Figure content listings
*****
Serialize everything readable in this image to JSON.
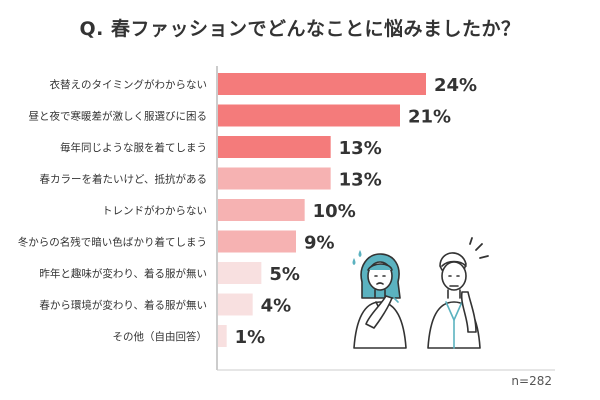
{
  "title": "Q. 春ファッションでどんなことに悩みましたか？",
  "sample_note": "n=282",
  "colors": {
    "dark": "#f47b7b",
    "medium": "#f6b2b2",
    "light": "#f8e0e0",
    "text": "#333333",
    "axis": "#999999"
  },
  "chart_data": {
    "type": "bar",
    "orientation": "horizontal",
    "title": "Q. 春ファッションでどんなことに悩みましたか？",
    "categories": [
      "衣替えのタイミングがわからない",
      "昼と夜で寒暖差が激しく服選びに困る",
      "毎年同じような服を着てしまう",
      "春カラーを着たいけど、抵抗がある",
      "トレンドがわからない",
      "冬からの名残で暗い色ばかり着てしまう",
      "昨年と趣味が変わり、着る服が無い",
      "春から環境が変わり、着る服が無い",
      "その他（自由回答）"
    ],
    "values": [
      24,
      21,
      13,
      13,
      10,
      9,
      5,
      4,
      1
    ],
    "value_labels": [
      "24%",
      "21%",
      "13%",
      "13%",
      "10%",
      "9%",
      "5%",
      "4%",
      "1%"
    ],
    "tiers": [
      "dark",
      "dark",
      "dark",
      "medium",
      "medium",
      "medium",
      "light",
      "light",
      "light"
    ],
    "unit": "%",
    "xlim": [
      0,
      40
    ],
    "grid": false,
    "legend": "none"
  }
}
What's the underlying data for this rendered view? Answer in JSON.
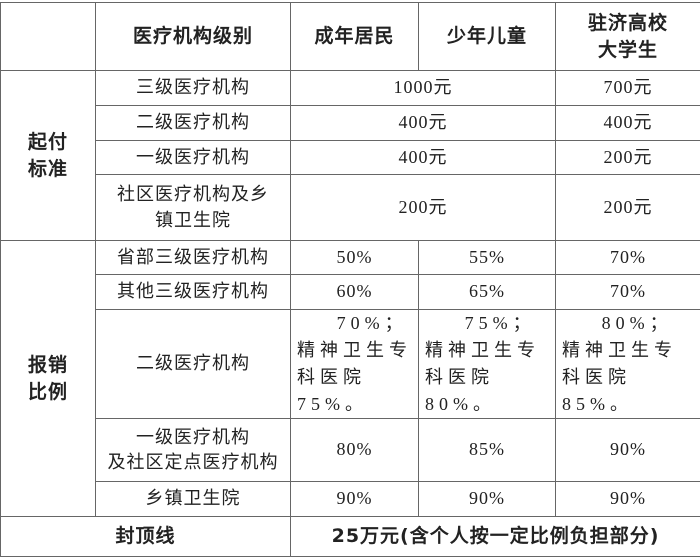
{
  "table": {
    "header": [
      [
        "医疗机构级别"
      ],
      [
        "成年居民"
      ],
      [
        "少年儿童"
      ],
      [
        "驻济高校",
        "大学生"
      ]
    ],
    "sections": [
      {
        "label": [
          "起付",
          "标准"
        ],
        "rows": [
          {
            "level": [
              "三级医疗机构"
            ],
            "cells": [
              "1000元",
              "700元"
            ]
          },
          {
            "level": [
              "二级医疗机构"
            ],
            "cells": [
              "400元",
              "400元"
            ]
          },
          {
            "level": [
              "一级医疗机构"
            ],
            "cells": [
              "400元",
              "200元"
            ]
          },
          {
            "level": [
              "社区医疗机构及乡",
              "镇卫生院"
            ],
            "cells": [
              "200元",
              "200元"
            ]
          }
        ]
      },
      {
        "label": [
          "报销",
          "比例"
        ],
        "rows": [
          {
            "level": [
              "省部三级医疗机构"
            ],
            "cells": [
              "50%",
              "55%",
              "70%"
            ]
          },
          {
            "level": [
              "其他三级医疗机构"
            ],
            "cells": [
              "60%",
              "65%",
              "70%"
            ]
          },
          {
            "level": [
              "二级医疗机构"
            ],
            "cells": [
              "70%；精神卫生专科医院75%。",
              "75%；精神卫生专科医院80%。",
              "80%；精神卫生专科医院85%。"
            ]
          },
          {
            "level": [
              "一级医疗机构",
              "及社区定点医疗机构"
            ],
            "cells": [
              "80%",
              "85%",
              "90%"
            ]
          },
          {
            "level": [
              "乡镇卫生院"
            ],
            "cells": [
              "90%",
              "90%",
              "90%"
            ]
          }
        ]
      }
    ],
    "footer": [
      "封顶线",
      "25万元(含个人按一定比例负担部分)"
    ]
  }
}
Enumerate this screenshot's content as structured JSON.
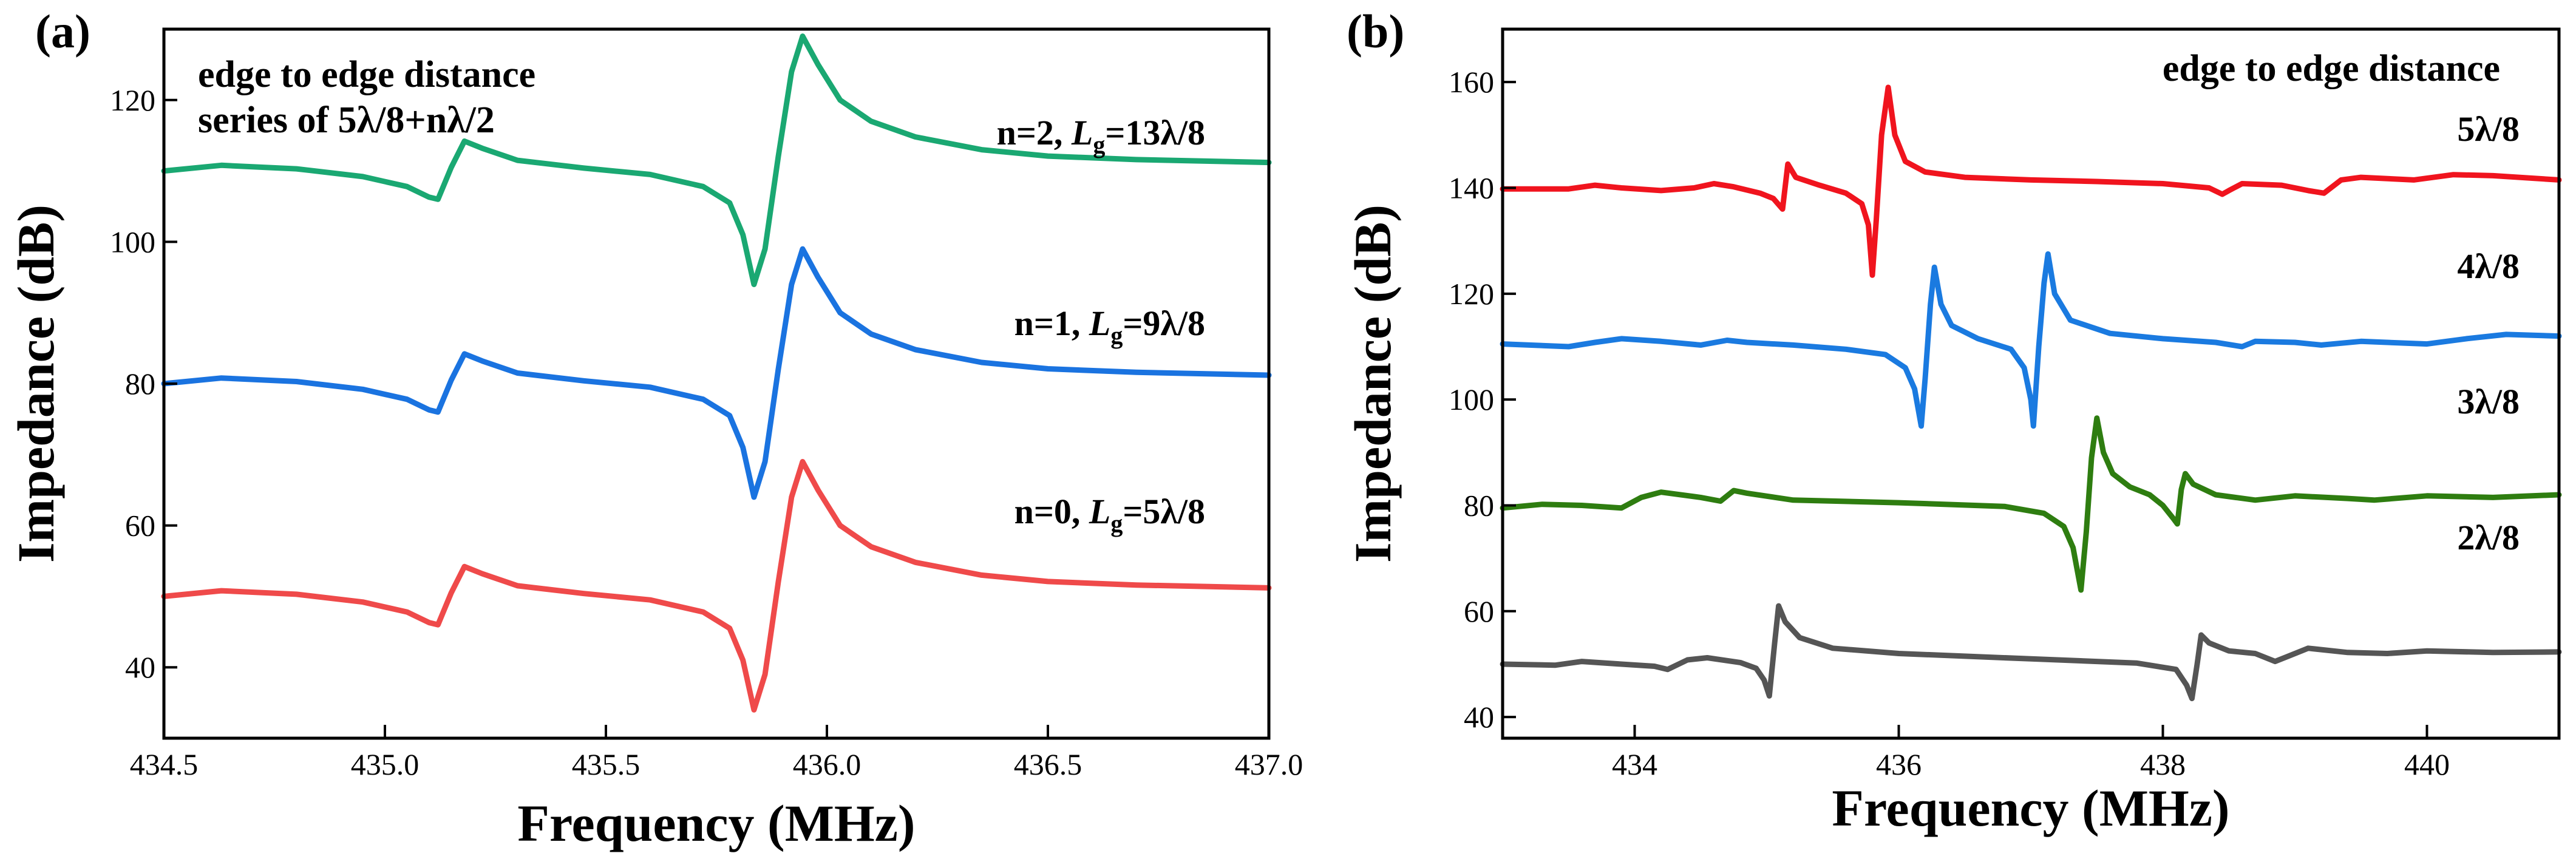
{
  "chart_data": [
    {
      "panel": "(a)",
      "type": "line",
      "xlabel": "Frequency (MHz)",
      "ylabel": "Impedance (dB)",
      "xlim": [
        434.5,
        437.0
      ],
      "ylim": [
        30,
        130
      ],
      "xticks": [
        "434.5",
        "435.0",
        "435.5",
        "436.0",
        "436.5",
        "437.0"
      ],
      "yticks": [
        "40",
        "60",
        "80",
        "100",
        "120"
      ],
      "annotation": [
        "edge to edge distance",
        "series of  5λ/8+nλ/2"
      ],
      "grid": false,
      "series": [
        {
          "label_text": "n=2, L",
          "label_sub": "g",
          "label_tail": "=13λ/8",
          "color": "#1aa872",
          "points": [
            [
              434.5,
              110.0
            ],
            [
              434.63,
              110.8
            ],
            [
              434.8,
              110.3
            ],
            [
              434.95,
              109.2
            ],
            [
              435.05,
              107.8
            ],
            [
              435.1,
              106.3
            ],
            [
              435.12,
              106.0
            ],
            [
              435.15,
              110.5
            ],
            [
              435.18,
              114.2
            ],
            [
              435.22,
              113.2
            ],
            [
              435.3,
              111.5
            ],
            [
              435.45,
              110.4
            ],
            [
              435.6,
              109.5
            ],
            [
              435.72,
              107.8
            ],
            [
              435.78,
              105.5
            ],
            [
              435.81,
              101.0
            ],
            [
              435.835,
              94.0
            ],
            [
              435.86,
              99.0
            ],
            [
              435.89,
              112.0
            ],
            [
              435.92,
              124.0
            ],
            [
              435.945,
              129.0
            ],
            [
              435.98,
              125.0
            ],
            [
              436.03,
              120.0
            ],
            [
              436.1,
              117.0
            ],
            [
              436.2,
              114.8
            ],
            [
              436.35,
              113.0
            ],
            [
              436.5,
              112.1
            ],
            [
              436.7,
              111.6
            ],
            [
              437.0,
              111.2
            ]
          ]
        },
        {
          "label_text": "n=1, L",
          "label_sub": "g",
          "label_tail": "=9λ/8",
          "color": "#1a73e0",
          "points": [
            [
              434.5,
              80.0
            ],
            [
              434.63,
              80.8
            ],
            [
              434.8,
              80.3
            ],
            [
              434.95,
              79.2
            ],
            [
              435.05,
              77.8
            ],
            [
              435.1,
              76.3
            ],
            [
              435.12,
              76.0
            ],
            [
              435.15,
              80.5
            ],
            [
              435.18,
              84.2
            ],
            [
              435.22,
              83.2
            ],
            [
              435.3,
              81.5
            ],
            [
              435.45,
              80.4
            ],
            [
              435.6,
              79.5
            ],
            [
              435.72,
              77.8
            ],
            [
              435.78,
              75.5
            ],
            [
              435.81,
              71.0
            ],
            [
              435.835,
              64.0
            ],
            [
              435.86,
              69.0
            ],
            [
              435.89,
              82.0
            ],
            [
              435.92,
              94.0
            ],
            [
              435.945,
              99.0
            ],
            [
              435.98,
              95.0
            ],
            [
              436.03,
              90.0
            ],
            [
              436.1,
              87.0
            ],
            [
              436.2,
              84.8
            ],
            [
              436.35,
              83.0
            ],
            [
              436.5,
              82.1
            ],
            [
              436.7,
              81.6
            ],
            [
              437.0,
              81.2
            ]
          ]
        },
        {
          "label_text": "n=0, L",
          "label_sub": "g",
          "label_tail": "=5λ/8",
          "color": "#ef4a4a",
          "points": [
            [
              434.5,
              50.0
            ],
            [
              434.63,
              50.8
            ],
            [
              434.8,
              50.3
            ],
            [
              434.95,
              49.2
            ],
            [
              435.05,
              47.8
            ],
            [
              435.1,
              46.3
            ],
            [
              435.12,
              46.0
            ],
            [
              435.15,
              50.5
            ],
            [
              435.18,
              54.2
            ],
            [
              435.22,
              53.2
            ],
            [
              435.3,
              51.5
            ],
            [
              435.45,
              50.4
            ],
            [
              435.6,
              49.5
            ],
            [
              435.72,
              47.8
            ],
            [
              435.78,
              45.5
            ],
            [
              435.81,
              41.0
            ],
            [
              435.835,
              34.0
            ],
            [
              435.86,
              39.0
            ],
            [
              435.89,
              52.0
            ],
            [
              435.92,
              64.0
            ],
            [
              435.945,
              69.0
            ],
            [
              435.98,
              65.0
            ],
            [
              436.03,
              60.0
            ],
            [
              436.1,
              57.0
            ],
            [
              436.2,
              54.8
            ],
            [
              436.35,
              53.0
            ],
            [
              436.5,
              52.1
            ],
            [
              436.7,
              51.6
            ],
            [
              437.0,
              51.2
            ]
          ]
        }
      ]
    },
    {
      "panel": "(b)",
      "type": "line",
      "xlabel": "Frequency (MHz)",
      "ylabel": "Impedance (dB)",
      "xlim": [
        433.0,
        441.0
      ],
      "ylim": [
        36,
        170
      ],
      "xticks": [
        "434",
        "436",
        "438",
        "440"
      ],
      "yticks": [
        "40",
        "60",
        "80",
        "100",
        "120",
        "140",
        "160"
      ],
      "annotation": [
        "edge to edge distance"
      ],
      "grid": false,
      "series": [
        {
          "label_text": "5λ/8",
          "color": "#f0141e",
          "points": [
            [
              433.0,
              139.8
            ],
            [
              433.5,
              139.8
            ],
            [
              433.7,
              140.5
            ],
            [
              433.9,
              140.0
            ],
            [
              434.2,
              139.5
            ],
            [
              434.45,
              140.0
            ],
            [
              434.6,
              140.8
            ],
            [
              434.75,
              140.2
            ],
            [
              434.95,
              139.0
            ],
            [
              435.05,
              138.0
            ],
            [
              435.12,
              136.0
            ],
            [
              435.16,
              144.5
            ],
            [
              435.22,
              142.0
            ],
            [
              435.4,
              140.5
            ],
            [
              435.6,
              139.0
            ],
            [
              435.72,
              137.0
            ],
            [
              435.77,
              133.0
            ],
            [
              435.8,
              123.5
            ],
            [
              435.83,
              134.0
            ],
            [
              435.87,
              150.0
            ],
            [
              435.92,
              159.0
            ],
            [
              435.97,
              150.0
            ],
            [
              436.05,
              145.0
            ],
            [
              436.2,
              143.0
            ],
            [
              436.5,
              142.0
            ],
            [
              437.0,
              141.5
            ],
            [
              437.5,
              141.2
            ],
            [
              438.0,
              140.8
            ],
            [
              438.35,
              140.0
            ],
            [
              438.45,
              138.8
            ],
            [
              438.5,
              139.5
            ],
            [
              438.6,
              140.8
            ],
            [
              438.9,
              140.5
            ],
            [
              439.1,
              139.5
            ],
            [
              439.22,
              139.0
            ],
            [
              439.35,
              141.5
            ],
            [
              439.5,
              142.0
            ],
            [
              439.9,
              141.5
            ],
            [
              440.2,
              142.5
            ],
            [
              440.5,
              142.3
            ],
            [
              441.0,
              141.5
            ]
          ]
        },
        {
          "label_text": "4λ/8",
          "color": "#1a7ae0",
          "points": [
            [
              433.0,
              110.5
            ],
            [
              433.5,
              110.0
            ],
            [
              433.7,
              110.8
            ],
            [
              433.9,
              111.5
            ],
            [
              434.2,
              111.0
            ],
            [
              434.5,
              110.3
            ],
            [
              434.7,
              111.2
            ],
            [
              434.85,
              110.8
            ],
            [
              435.2,
              110.3
            ],
            [
              435.6,
              109.5
            ],
            [
              435.9,
              108.5
            ],
            [
              436.05,
              106.0
            ],
            [
              436.12,
              102.0
            ],
            [
              436.17,
              95.0
            ],
            [
              436.2,
              104.0
            ],
            [
              436.24,
              118.0
            ],
            [
              436.27,
              125.0
            ],
            [
              436.32,
              118.0
            ],
            [
              436.4,
              114.0
            ],
            [
              436.6,
              111.5
            ],
            [
              436.85,
              109.5
            ],
            [
              436.95,
              106.0
            ],
            [
              437.0,
              100.0
            ],
            [
              437.02,
              95.0
            ],
            [
              437.06,
              110.0
            ],
            [
              437.1,
              122.0
            ],
            [
              437.13,
              127.5
            ],
            [
              437.18,
              120.0
            ],
            [
              437.3,
              115.0
            ],
            [
              437.6,
              112.5
            ],
            [
              438.0,
              111.5
            ],
            [
              438.4,
              110.8
            ],
            [
              438.6,
              110.0
            ],
            [
              438.7,
              111.0
            ],
            [
              439.0,
              110.8
            ],
            [
              439.2,
              110.3
            ],
            [
              439.5,
              111.0
            ],
            [
              440.0,
              110.5
            ],
            [
              440.3,
              111.5
            ],
            [
              440.6,
              112.3
            ],
            [
              441.0,
              112.0
            ]
          ]
        },
        {
          "label_text": "3λ/8",
          "color": "#2e7d10",
          "points": [
            [
              433.0,
              79.5
            ],
            [
              433.3,
              80.2
            ],
            [
              433.6,
              80.0
            ],
            [
              433.9,
              79.5
            ],
            [
              434.05,
              81.5
            ],
            [
              434.2,
              82.5
            ],
            [
              434.5,
              81.5
            ],
            [
              434.65,
              80.8
            ],
            [
              434.75,
              82.8
            ],
            [
              434.85,
              82.3
            ],
            [
              435.2,
              81.0
            ],
            [
              436.0,
              80.5
            ],
            [
              436.8,
              79.8
            ],
            [
              437.1,
              78.5
            ],
            [
              437.25,
              76.0
            ],
            [
              437.32,
              72.0
            ],
            [
              437.38,
              64.0
            ],
            [
              437.42,
              75.0
            ],
            [
              437.46,
              89.0
            ],
            [
              437.5,
              96.5
            ],
            [
              437.55,
              90.0
            ],
            [
              437.62,
              86.0
            ],
            [
              437.75,
              83.5
            ],
            [
              437.9,
              82.0
            ],
            [
              438.0,
              80.0
            ],
            [
              438.08,
              77.5
            ],
            [
              438.11,
              76.5
            ],
            [
              438.14,
              83.0
            ],
            [
              438.17,
              86.0
            ],
            [
              438.23,
              84.0
            ],
            [
              438.4,
              82.0
            ],
            [
              438.7,
              81.0
            ],
            [
              439.0,
              81.8
            ],
            [
              439.4,
              81.3
            ],
            [
              439.6,
              81.0
            ],
            [
              440.0,
              81.8
            ],
            [
              440.5,
              81.5
            ],
            [
              441.0,
              82.0
            ]
          ]
        },
        {
          "label_text": "2λ/8",
          "color": "#555555",
          "points": [
            [
              433.0,
              50.0
            ],
            [
              433.4,
              49.8
            ],
            [
              433.6,
              50.5
            ],
            [
              433.9,
              50.0
            ],
            [
              434.15,
              49.6
            ],
            [
              434.25,
              49.0
            ],
            [
              434.4,
              50.8
            ],
            [
              434.55,
              51.2
            ],
            [
              434.8,
              50.3
            ],
            [
              434.92,
              49.2
            ],
            [
              434.98,
              47.0
            ],
            [
              435.02,
              44.0
            ],
            [
              435.06,
              54.0
            ],
            [
              435.09,
              61.0
            ],
            [
              435.14,
              58.0
            ],
            [
              435.25,
              55.0
            ],
            [
              435.5,
              53.0
            ],
            [
              436.0,
              52.0
            ],
            [
              437.0,
              51.0
            ],
            [
              437.8,
              50.2
            ],
            [
              438.1,
              49.0
            ],
            [
              438.18,
              46.0
            ],
            [
              438.22,
              43.5
            ],
            [
              438.26,
              50.0
            ],
            [
              438.29,
              55.5
            ],
            [
              438.35,
              54.0
            ],
            [
              438.5,
              52.5
            ],
            [
              438.7,
              52.0
            ],
            [
              438.85,
              50.5
            ],
            [
              438.95,
              51.5
            ],
            [
              439.1,
              53.0
            ],
            [
              439.4,
              52.2
            ],
            [
              439.7,
              52.0
            ],
            [
              440.0,
              52.5
            ],
            [
              440.5,
              52.2
            ],
            [
              441.0,
              52.3
            ]
          ]
        }
      ]
    }
  ]
}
*****
**REQUIREMENT:**
Every line containing the string "着る服が無い" must be listed.

**RESPONSE TO THIS EXERCISE:**
      "昨年と趣味が変わり、着る服が無い",
      "春から環境が変わり、着る服が無い",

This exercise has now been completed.